___ SELECTED EXTRACT

Unless otherwise provided on a Schedule executed subsequent to the Effective
Date of this Agreement, the first twenty-four (24) monthly payments shall be
"Lease Rate Factor" payments only, calculated by multiplying the "Lease Rate
Factor" by the unpaid Lease Amount, and payable on the applicable Rent Payment
Date. The "Lease Rate Factor" shall be equal to an interest rate determined by
adding 495 basis points to the published yield on Five (5) Year Constant
Maturity United States Treasury Notes as reported in Federal Reserve Statistical
Release H.15(519), as published by the Board of Govenors of the Federal Reserve
System, or any successor publication by the Board of Governors of the Federal
Reserve System, most recently prior to the Effective Date with respect to the
applicable Lease for each System. Beginning with the twenty-fifth (25th) monthly
installment, each payment of Rent shall consist of a "Lease Rate Factor" payment
together with an amount constituting a partial repayment of the Lease Amount as
set forth below:

        Installment Number              Percentage of Lease Amount
        ------------------              --------------------------

              25-36                               1.667%
              37-48                               2.500%
              49-59                               4.167%
              60                          All Unpaid Lease Amount

The Rent for a System is based upon the Supplier's estimated total price of the 
System and the acceptance of the System by Lessee on or before the scheduled 
Commencement Date (as set forth in the applicable Schedule). If the applicable 
portion of the Lease Amount (as set forth above or in any applicable Schedule) 
of the installed System exceeds or is less than the estimate as a result of a 
job change order ("JCO"), the Lessee authorizes Lessor to adjust the Rent 
accordingly. If the Commencement Date occurs after the scheduled Commencement 
Date, and Lessor waives the condition precedent that the Commencement Date occur
on or before the scheduled Commencement Date, Lessor's then current Lease Rate 
Factor for similar transactions shall apply and the Lessee authorizes Lessor to 
adjust the Rent, if required. In the event the Rent is adjusted, the principal, 
interest and purchase option amounts as set forth in the Rent and Purchase 
Option Annex to the applicable Schedule shall also be adjusted. Lessor shall 
inform Lessee in writing of any such adjustment.

______

*TASK PROMPT*
Transcribe the lease payment passage above, from "The Rent for" up to and including "any applicable Schedule)".

___ ENTRIES SHOWN

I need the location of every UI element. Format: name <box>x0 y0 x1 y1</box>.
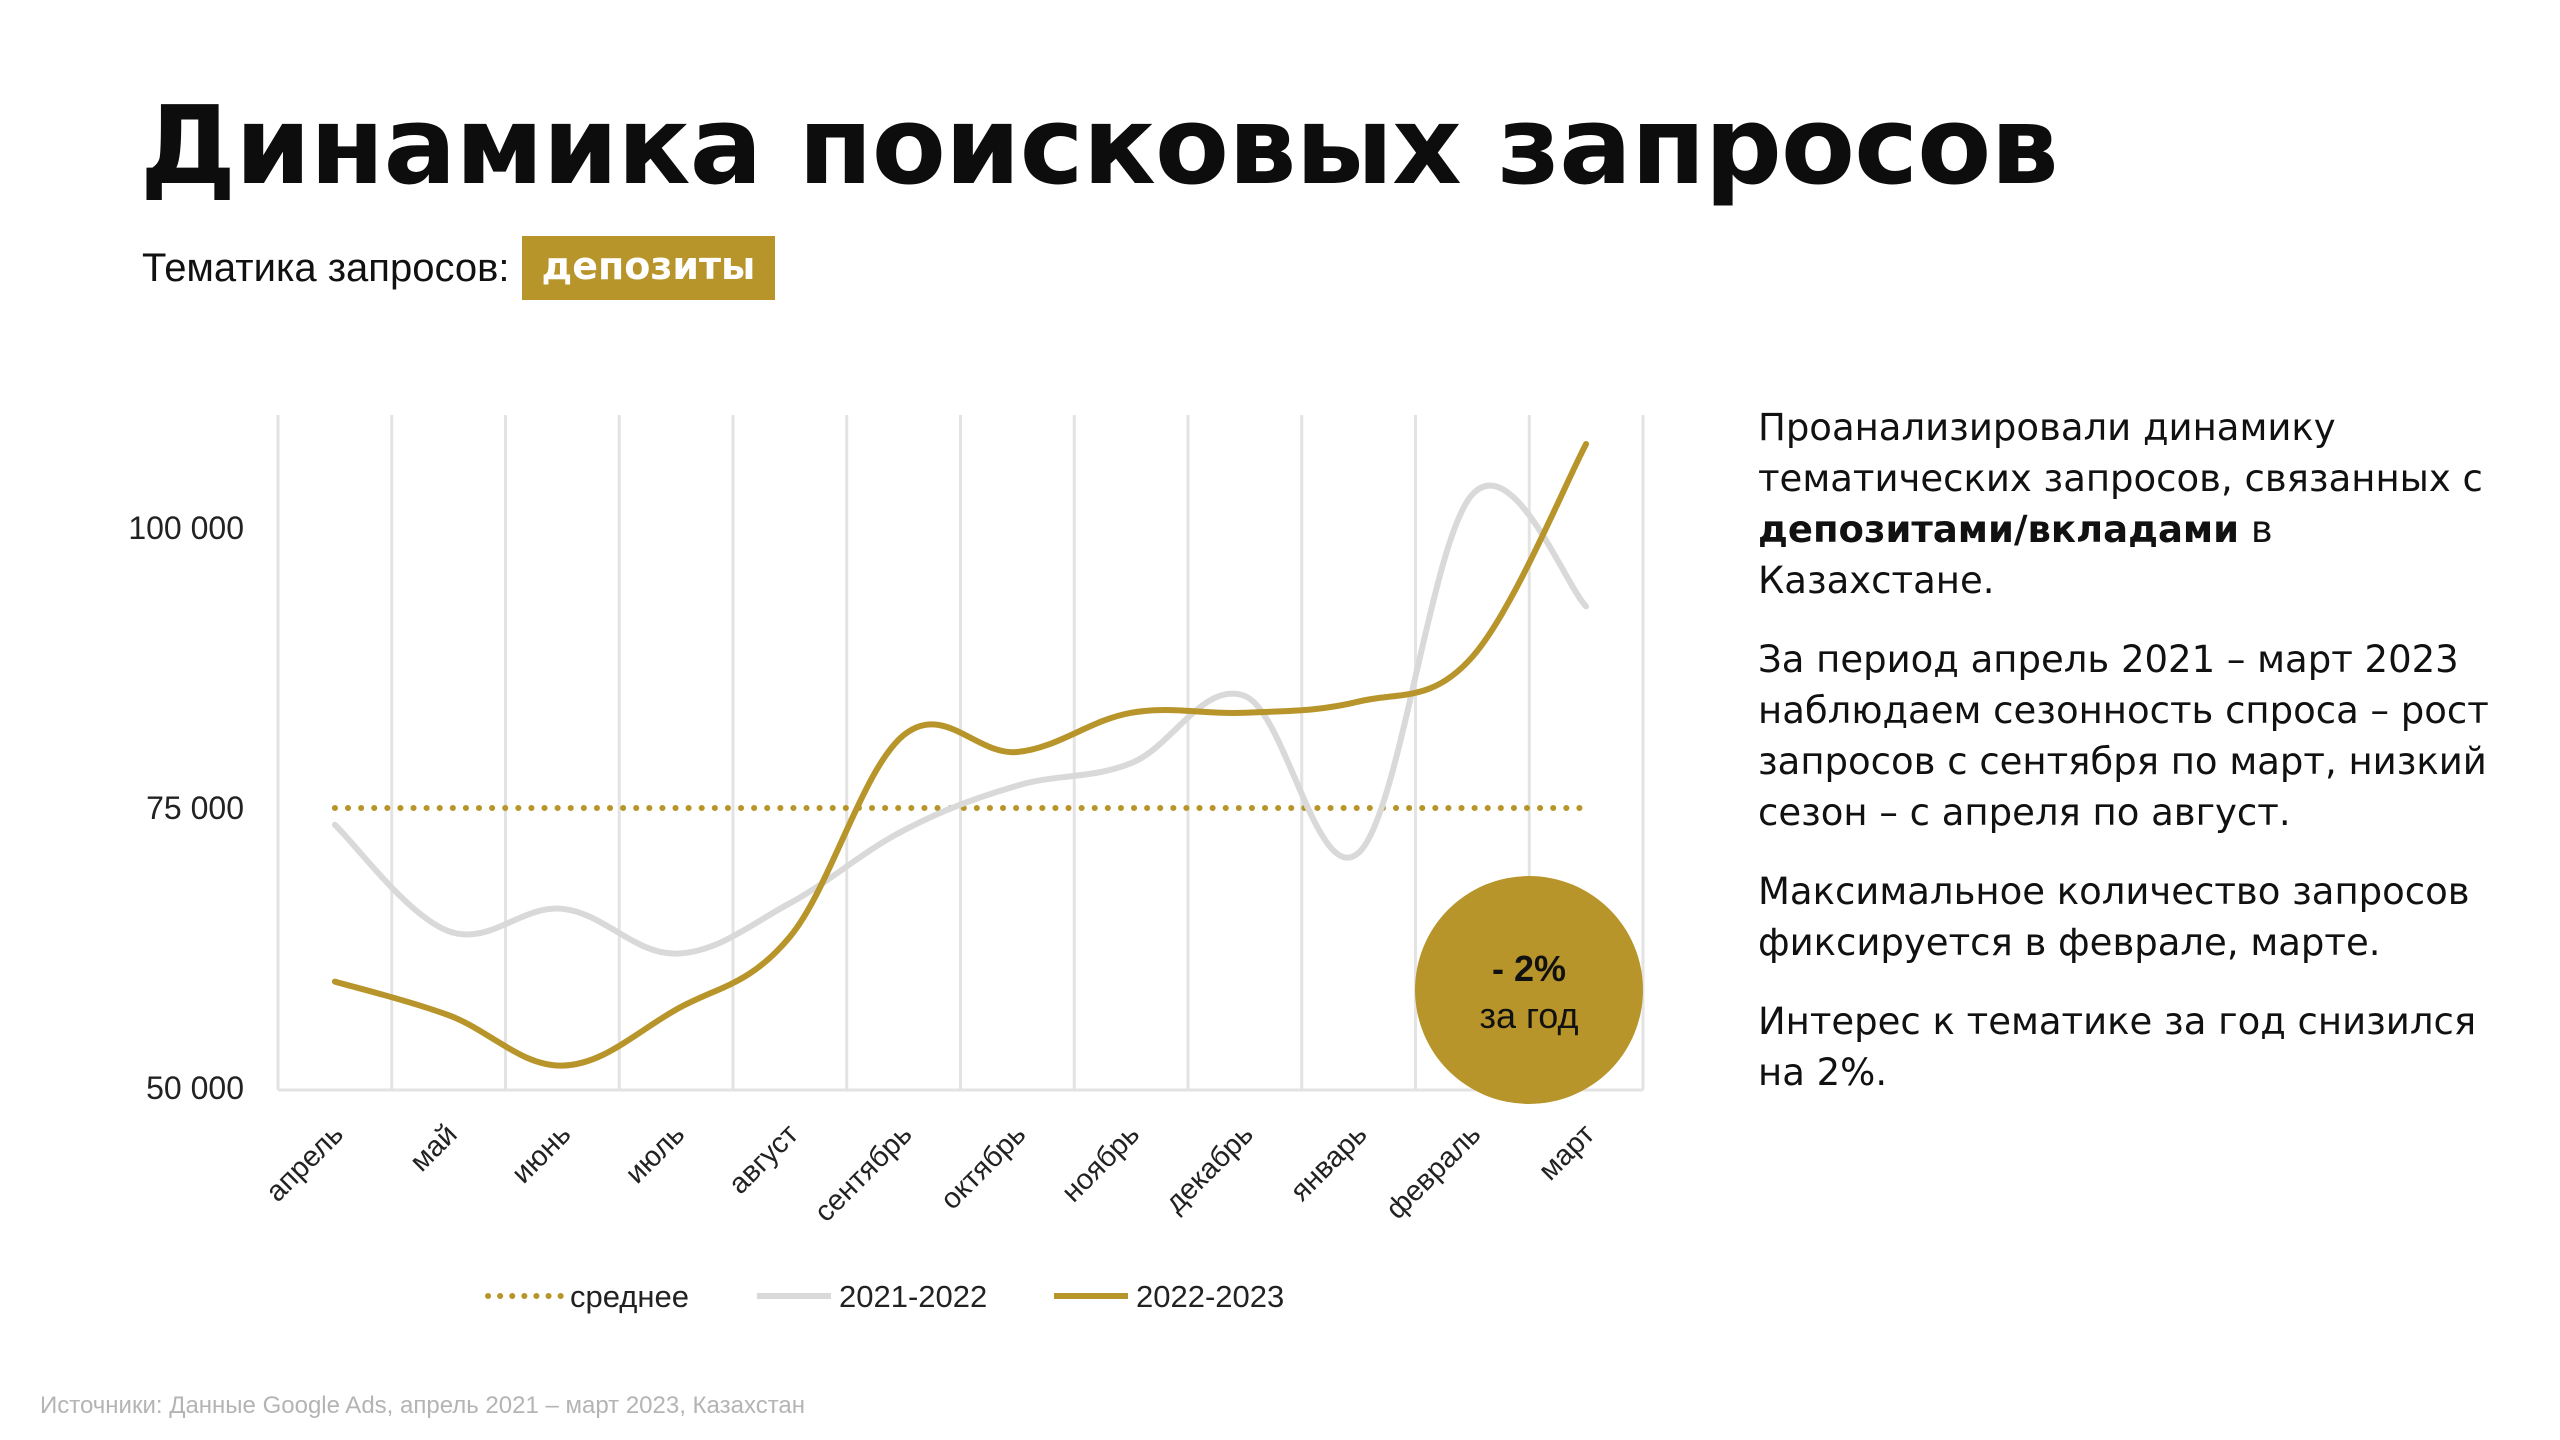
change-bubble-label: за год <box>1479 995 1578 1036</box>
x-tick-label: август <box>723 1118 805 1200</box>
x-tick-label: декабрь <box>1159 1118 1260 1219</box>
paragraph-analysis-bold: депозитами/вкладами <box>1758 508 2240 551</box>
paragraph-seasonality: За период апрель 2021 – март 2023 наблюд… <box>1758 638 2489 834</box>
x-tick-label: февраль <box>1380 1118 1487 1225</box>
paragraph-peak: Максимальное количество запросов фиксиру… <box>1758 870 2470 964</box>
legend-label: 2021-2022 <box>839 1279 987 1314</box>
series-layer <box>331 441 1590 1069</box>
change-bubble-value: - 2% <box>1492 948 1566 989</box>
x-tick-label: май <box>404 1118 464 1178</box>
x-tick-label: ноябрь <box>1056 1118 1146 1208</box>
change-bubble: - 2% за год <box>1415 876 1643 1104</box>
page-title: Динамика поисковых запросов <box>140 84 2059 209</box>
paragraph-change: Интерес к тематике за год снизился на 2%… <box>1758 1000 2477 1094</box>
x-tick-label: июль <box>619 1118 691 1190</box>
label-layer: апрель май июнь июль август сентябрь октябрь но… <box>260 1118 1601 1228</box>
x-tick-label: сентябрь <box>809 1118 919 1228</box>
topic-row: Тематика запросов: депозиты <box>142 236 776 300</box>
x-tick-label: июнь <box>506 1118 577 1189</box>
y-tick-label: 100 000 <box>128 510 244 546</box>
legend-label: 2022-2023 <box>1136 1279 1284 1314</box>
paragraph-analysis-pre: Проанализировали динамику тематических з… <box>1758 406 2483 500</box>
grid-layer <box>276 415 1645 1090</box>
axis-layer: 50 000 75 000 100 000 <box>128 510 1643 1106</box>
topic-badge: депозиты <box>521 236 776 300</box>
line-chart: 50 000 75 000 100 000 апрель май июнь июль авг… <box>128 415 1645 1314</box>
description-panel: Проанализировали динамику тематических з… <box>1758 402 2498 1126</box>
x-tick-label: январь <box>1284 1118 1373 1207</box>
series-line-2022-2023 <box>331 441 1590 1069</box>
paragraph-analysis-post: в Казахстане. <box>1758 508 2273 602</box>
change-bubble-circle <box>1415 876 1643 1104</box>
legend-label: среднее <box>570 1279 689 1314</box>
source-note: Источники: Данные Google Ads, апрель 202… <box>40 1392 806 1419</box>
series-line-2021-2022 <box>331 482 1590 957</box>
x-tick-label: октябрь <box>935 1118 1033 1216</box>
y-tick-label: 75 000 <box>146 790 244 826</box>
legend: среднее 2021-2022 2022-2023 <box>485 1279 1284 1314</box>
paragraph-analysis: Проанализировали динамику тематических з… <box>1758 402 2498 606</box>
y-tick-label: 50 000 <box>146 1070 244 1106</box>
topic-label: Тематика запросов: <box>142 245 510 290</box>
x-tick-label: март <box>1533 1118 1601 1186</box>
x-tick-label: апрель <box>260 1118 350 1208</box>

______

*ANSWER TO THIS EXERCISE*
The Rent for a System is based upon the Supplier's estimated total price of the 
System and the acceptance of the System by Lessee on or before the scheduled 
Commencement Date (as set forth in the applicable Schedule). If the applicable 
portion of the Lease Amount (as set forth above or in any applicable Schedule)